***** Material for this task *****
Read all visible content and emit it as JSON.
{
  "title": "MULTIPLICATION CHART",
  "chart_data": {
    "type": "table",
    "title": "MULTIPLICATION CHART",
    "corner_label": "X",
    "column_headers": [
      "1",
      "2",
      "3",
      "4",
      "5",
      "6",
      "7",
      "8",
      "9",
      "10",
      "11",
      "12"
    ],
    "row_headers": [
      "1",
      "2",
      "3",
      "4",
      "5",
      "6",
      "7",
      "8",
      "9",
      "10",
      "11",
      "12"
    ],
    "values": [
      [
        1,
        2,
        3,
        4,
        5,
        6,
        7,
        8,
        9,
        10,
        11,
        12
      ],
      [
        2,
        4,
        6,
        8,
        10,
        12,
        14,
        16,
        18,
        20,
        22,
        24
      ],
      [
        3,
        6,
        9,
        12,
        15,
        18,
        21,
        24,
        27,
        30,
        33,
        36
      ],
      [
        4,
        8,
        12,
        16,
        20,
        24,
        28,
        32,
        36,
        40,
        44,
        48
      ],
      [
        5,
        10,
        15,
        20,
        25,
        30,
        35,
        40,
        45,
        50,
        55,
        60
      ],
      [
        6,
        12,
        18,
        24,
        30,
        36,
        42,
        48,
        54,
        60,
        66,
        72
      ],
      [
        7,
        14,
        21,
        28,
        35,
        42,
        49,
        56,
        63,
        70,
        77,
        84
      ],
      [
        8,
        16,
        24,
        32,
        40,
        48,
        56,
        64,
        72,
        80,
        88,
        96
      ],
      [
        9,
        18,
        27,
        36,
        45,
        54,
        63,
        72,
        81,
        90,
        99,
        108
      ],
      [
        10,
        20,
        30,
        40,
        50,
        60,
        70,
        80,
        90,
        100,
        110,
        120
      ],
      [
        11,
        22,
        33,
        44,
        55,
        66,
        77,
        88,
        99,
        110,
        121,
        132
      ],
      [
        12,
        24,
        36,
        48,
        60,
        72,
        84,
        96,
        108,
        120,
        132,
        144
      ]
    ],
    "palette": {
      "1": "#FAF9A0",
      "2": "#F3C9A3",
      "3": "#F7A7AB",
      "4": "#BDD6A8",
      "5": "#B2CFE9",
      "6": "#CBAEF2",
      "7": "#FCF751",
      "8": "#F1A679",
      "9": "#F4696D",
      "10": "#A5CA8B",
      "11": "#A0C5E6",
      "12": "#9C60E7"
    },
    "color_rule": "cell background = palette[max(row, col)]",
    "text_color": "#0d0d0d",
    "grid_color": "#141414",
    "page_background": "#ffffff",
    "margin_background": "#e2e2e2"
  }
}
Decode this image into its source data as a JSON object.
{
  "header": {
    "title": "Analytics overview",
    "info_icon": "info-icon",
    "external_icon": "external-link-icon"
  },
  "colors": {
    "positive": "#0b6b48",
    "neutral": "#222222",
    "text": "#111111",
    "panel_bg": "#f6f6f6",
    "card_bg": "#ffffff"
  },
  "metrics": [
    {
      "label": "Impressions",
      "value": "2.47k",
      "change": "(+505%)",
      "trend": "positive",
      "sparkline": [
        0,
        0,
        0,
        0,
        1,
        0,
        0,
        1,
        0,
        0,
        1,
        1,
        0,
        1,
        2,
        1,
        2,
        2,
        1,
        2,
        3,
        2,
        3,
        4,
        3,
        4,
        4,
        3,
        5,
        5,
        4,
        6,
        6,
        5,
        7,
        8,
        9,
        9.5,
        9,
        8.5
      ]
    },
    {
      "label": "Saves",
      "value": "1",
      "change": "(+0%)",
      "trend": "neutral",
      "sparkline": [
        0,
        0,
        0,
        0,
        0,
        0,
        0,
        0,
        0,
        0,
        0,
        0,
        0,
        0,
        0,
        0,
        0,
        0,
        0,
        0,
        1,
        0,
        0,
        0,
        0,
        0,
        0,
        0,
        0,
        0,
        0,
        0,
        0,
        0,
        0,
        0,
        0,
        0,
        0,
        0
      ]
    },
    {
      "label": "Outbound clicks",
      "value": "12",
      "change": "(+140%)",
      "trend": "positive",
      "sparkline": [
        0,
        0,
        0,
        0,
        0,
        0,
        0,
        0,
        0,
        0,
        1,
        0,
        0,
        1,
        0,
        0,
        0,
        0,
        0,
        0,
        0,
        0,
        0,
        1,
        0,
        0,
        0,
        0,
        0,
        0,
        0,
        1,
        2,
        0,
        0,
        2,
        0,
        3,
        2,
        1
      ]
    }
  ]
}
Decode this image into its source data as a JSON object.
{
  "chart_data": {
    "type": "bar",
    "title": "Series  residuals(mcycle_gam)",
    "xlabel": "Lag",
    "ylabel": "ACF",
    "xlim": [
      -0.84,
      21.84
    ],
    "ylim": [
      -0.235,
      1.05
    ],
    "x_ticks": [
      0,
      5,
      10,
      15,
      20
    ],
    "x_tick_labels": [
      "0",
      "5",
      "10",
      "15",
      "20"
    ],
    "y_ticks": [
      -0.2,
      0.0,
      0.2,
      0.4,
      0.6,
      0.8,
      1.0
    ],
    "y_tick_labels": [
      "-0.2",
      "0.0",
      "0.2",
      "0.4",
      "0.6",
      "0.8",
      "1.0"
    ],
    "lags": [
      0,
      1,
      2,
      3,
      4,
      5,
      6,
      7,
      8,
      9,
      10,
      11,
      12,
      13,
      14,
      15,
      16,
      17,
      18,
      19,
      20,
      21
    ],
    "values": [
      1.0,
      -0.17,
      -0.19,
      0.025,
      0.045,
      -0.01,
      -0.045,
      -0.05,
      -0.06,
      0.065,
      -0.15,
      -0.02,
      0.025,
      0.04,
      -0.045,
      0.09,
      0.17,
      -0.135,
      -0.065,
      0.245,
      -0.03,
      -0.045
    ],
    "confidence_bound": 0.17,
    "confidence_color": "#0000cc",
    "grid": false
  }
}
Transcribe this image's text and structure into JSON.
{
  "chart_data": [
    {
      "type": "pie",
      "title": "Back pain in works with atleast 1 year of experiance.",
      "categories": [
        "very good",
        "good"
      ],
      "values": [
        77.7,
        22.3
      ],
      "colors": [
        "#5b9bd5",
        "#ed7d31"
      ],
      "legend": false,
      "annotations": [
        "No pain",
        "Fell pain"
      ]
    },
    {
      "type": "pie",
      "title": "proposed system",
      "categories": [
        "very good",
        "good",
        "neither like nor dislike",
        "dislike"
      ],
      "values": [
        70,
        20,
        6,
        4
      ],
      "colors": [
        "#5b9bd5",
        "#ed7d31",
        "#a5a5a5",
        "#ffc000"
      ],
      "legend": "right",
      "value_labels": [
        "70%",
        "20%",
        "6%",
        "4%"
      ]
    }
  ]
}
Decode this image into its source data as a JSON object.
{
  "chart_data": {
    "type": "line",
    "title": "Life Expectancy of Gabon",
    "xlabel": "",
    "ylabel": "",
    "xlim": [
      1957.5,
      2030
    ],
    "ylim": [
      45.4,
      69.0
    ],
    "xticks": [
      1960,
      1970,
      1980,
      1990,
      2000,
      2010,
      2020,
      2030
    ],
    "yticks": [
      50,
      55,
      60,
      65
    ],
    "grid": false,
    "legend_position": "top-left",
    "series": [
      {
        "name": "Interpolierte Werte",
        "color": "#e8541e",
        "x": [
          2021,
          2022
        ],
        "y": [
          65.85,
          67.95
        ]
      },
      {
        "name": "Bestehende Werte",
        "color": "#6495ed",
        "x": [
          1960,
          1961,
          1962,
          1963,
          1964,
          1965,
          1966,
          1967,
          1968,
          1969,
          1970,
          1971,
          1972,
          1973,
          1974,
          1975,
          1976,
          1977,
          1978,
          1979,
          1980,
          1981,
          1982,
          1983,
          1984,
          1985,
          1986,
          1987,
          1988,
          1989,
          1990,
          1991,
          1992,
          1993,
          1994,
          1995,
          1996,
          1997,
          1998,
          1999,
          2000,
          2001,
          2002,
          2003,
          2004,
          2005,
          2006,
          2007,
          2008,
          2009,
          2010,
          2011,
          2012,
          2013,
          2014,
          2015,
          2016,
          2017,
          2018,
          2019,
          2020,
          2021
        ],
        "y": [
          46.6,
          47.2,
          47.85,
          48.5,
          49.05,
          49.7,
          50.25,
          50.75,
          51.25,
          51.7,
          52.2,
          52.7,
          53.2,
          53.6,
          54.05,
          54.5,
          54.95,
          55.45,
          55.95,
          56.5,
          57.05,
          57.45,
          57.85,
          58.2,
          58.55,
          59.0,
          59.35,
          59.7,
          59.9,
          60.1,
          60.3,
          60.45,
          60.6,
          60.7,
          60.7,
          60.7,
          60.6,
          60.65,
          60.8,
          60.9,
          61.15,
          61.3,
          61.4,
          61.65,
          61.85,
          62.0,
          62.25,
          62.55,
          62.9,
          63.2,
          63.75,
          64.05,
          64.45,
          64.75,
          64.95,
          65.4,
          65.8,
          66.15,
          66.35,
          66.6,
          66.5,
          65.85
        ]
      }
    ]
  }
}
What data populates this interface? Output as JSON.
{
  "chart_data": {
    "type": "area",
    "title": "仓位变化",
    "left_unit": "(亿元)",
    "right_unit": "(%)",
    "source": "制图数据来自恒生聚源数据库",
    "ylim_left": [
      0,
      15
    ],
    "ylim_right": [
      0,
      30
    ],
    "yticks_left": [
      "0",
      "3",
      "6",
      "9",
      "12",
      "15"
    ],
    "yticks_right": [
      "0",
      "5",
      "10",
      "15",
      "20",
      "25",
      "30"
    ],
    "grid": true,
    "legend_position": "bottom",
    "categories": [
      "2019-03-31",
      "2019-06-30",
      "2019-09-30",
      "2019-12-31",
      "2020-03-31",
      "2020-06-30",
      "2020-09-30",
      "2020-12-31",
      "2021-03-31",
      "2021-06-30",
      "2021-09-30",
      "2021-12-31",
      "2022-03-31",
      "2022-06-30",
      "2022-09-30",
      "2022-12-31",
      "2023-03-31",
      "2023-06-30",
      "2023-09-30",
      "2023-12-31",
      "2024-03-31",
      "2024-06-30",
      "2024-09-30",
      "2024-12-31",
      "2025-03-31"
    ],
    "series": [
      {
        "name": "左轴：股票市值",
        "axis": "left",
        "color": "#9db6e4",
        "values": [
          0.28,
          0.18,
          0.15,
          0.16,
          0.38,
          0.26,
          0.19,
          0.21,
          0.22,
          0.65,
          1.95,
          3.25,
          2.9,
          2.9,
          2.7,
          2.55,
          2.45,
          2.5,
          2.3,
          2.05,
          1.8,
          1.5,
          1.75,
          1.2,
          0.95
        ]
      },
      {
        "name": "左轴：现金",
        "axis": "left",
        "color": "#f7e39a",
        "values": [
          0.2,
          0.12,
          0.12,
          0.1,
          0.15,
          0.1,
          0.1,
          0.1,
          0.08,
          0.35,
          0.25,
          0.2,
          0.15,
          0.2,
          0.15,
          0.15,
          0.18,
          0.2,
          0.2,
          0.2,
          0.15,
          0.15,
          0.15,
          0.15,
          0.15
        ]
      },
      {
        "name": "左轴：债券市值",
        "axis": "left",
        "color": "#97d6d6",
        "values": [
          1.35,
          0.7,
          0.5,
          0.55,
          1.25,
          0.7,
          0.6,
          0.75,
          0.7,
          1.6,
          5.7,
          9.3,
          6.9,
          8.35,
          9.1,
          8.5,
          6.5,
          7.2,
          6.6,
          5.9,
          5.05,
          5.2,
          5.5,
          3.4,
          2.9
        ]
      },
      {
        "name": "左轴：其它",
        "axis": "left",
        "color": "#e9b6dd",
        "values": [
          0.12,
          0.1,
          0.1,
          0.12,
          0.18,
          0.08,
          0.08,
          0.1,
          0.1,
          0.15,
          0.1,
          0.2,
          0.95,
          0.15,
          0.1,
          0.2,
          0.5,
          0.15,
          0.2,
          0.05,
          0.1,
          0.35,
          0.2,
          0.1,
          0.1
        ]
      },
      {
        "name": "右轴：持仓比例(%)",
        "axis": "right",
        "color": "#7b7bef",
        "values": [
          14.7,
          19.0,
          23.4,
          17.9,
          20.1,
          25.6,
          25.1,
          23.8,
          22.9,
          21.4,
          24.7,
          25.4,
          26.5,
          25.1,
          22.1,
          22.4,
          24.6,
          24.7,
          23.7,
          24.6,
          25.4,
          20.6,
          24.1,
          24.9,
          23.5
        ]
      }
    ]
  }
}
*****
◆ What you are asked to do
Find every line holding the word "ffffff"; give their count and nothing else.

◆ Finished answer
2